▶ _TASK TO COMPLETE_:
Write out every record below exactly as it appears.

▶ _MATERIAL SUPPLIED_:
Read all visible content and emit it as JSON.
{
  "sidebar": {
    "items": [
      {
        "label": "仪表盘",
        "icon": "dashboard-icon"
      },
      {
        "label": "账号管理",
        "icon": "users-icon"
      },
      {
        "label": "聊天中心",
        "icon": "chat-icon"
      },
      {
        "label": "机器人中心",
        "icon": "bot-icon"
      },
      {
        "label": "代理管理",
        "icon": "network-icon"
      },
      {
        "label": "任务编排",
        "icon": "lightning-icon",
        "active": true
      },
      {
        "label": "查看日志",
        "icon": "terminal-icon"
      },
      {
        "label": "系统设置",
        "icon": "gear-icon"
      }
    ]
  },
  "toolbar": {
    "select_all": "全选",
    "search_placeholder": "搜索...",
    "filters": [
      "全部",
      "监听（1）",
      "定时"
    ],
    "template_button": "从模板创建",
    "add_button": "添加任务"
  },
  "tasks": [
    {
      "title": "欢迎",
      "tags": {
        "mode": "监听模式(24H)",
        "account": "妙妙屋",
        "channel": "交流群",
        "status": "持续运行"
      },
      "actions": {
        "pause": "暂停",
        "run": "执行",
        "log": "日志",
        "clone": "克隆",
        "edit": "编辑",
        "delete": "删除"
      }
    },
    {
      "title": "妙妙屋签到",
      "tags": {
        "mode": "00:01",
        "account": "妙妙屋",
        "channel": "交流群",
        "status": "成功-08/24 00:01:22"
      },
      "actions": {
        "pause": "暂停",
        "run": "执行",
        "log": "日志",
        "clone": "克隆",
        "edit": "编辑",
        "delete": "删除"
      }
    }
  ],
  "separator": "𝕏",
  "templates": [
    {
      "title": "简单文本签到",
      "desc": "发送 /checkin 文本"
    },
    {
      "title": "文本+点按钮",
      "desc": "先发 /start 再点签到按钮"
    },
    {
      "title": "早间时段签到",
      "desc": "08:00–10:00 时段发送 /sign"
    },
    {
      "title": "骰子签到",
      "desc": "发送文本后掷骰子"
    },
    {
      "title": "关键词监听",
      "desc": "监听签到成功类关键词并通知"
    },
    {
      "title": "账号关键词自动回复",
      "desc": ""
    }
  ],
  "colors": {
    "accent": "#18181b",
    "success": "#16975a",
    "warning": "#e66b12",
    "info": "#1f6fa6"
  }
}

▶ _RESULT OF THIS TASK_:
Read all visible content and emit it as JSON.
{
  "sidebar": {
    "items": [
      {
        "label": "仪表盘",
        "icon": "dashboard-icon"
      },
      {
        "label": "账号管理",
        "icon": "users-icon"
      },
      {
        "label": "聊天中心",
        "icon": "chat-icon"
      },
      {
        "label": "机器人中心",
        "icon": "bot-icon"
      },
      {
        "label": "代理管理",
        "icon": "network-icon"
      },
      {
        "label": "任务编排",
        "icon": "lightning-icon",
        "active": true
      },
      {
        "label": "查看日志",
        "icon": "terminal-icon"
      },
      {
        "label": "系统设置",
        "icon": "gear-icon"
      }
    ]
  },
  "toolbar": {
    "select_all": "全选",
    "search_placeholder": "搜索...",
    "filters": [
      "全部",
      "监听（1）",
      "定时"
    ],
    "template_button": "从模板创建",
    "add_button": "添加任务"
  },
  "tasks": [
    {
      "title": "欢迎",
      "tags": {
        "mode": "监听模式(24H)",
        "account": "妙妙屋",
        "channel": "交流群",
        "status": "持续运行"
      },
      "actions": {
        "pause": "暂停",
        "run": "执行",
        "log": "日志",
        "clone": "克隆",
        "edit": "编辑",
        "delete": "删除"
      }
    },
    {
      "title": "妙妙屋签到",
      "tags": {
        "mode": "00:01",
        "account": "妙妙屋",
        "channel": "交流群",
        "status": "成功-08/24 00:01:22"
      },
      "actions": {
        "pause": "暂停",
        "run": "执行",
        "log": "日志",
        "clone": "克隆",
        "edit": "编辑",
        "delete": "删除"
      }
    }
  ],
  "separator": "𝕏",
  "templates": [
    {
      "title": "简单文本签到",
      "desc": "发送 /checkin 文本"
    },
    {
      "title": "文本+点按钮",
      "desc": "先发 /start 再点签到按钮"
    },
    {
      "title": "早间时段签到",
      "desc": "08:00–10:00 时段发送 /sign"
    },
    {
      "title": "骰子签到",
      "desc": "发送文本后掷骰子"
    },
    {
      "title": "关键词监听",
      "desc": "监听签到成功类关键词并通知"
    },
    {
      "title": "账号关键词自动回复",
      "desc": ""
    }
  ],
  "colors": {
    "accent": "#18181b",
    "success": "#16975a",
    "warning": "#e66b12",
    "info": "#1f6fa6"
  }
}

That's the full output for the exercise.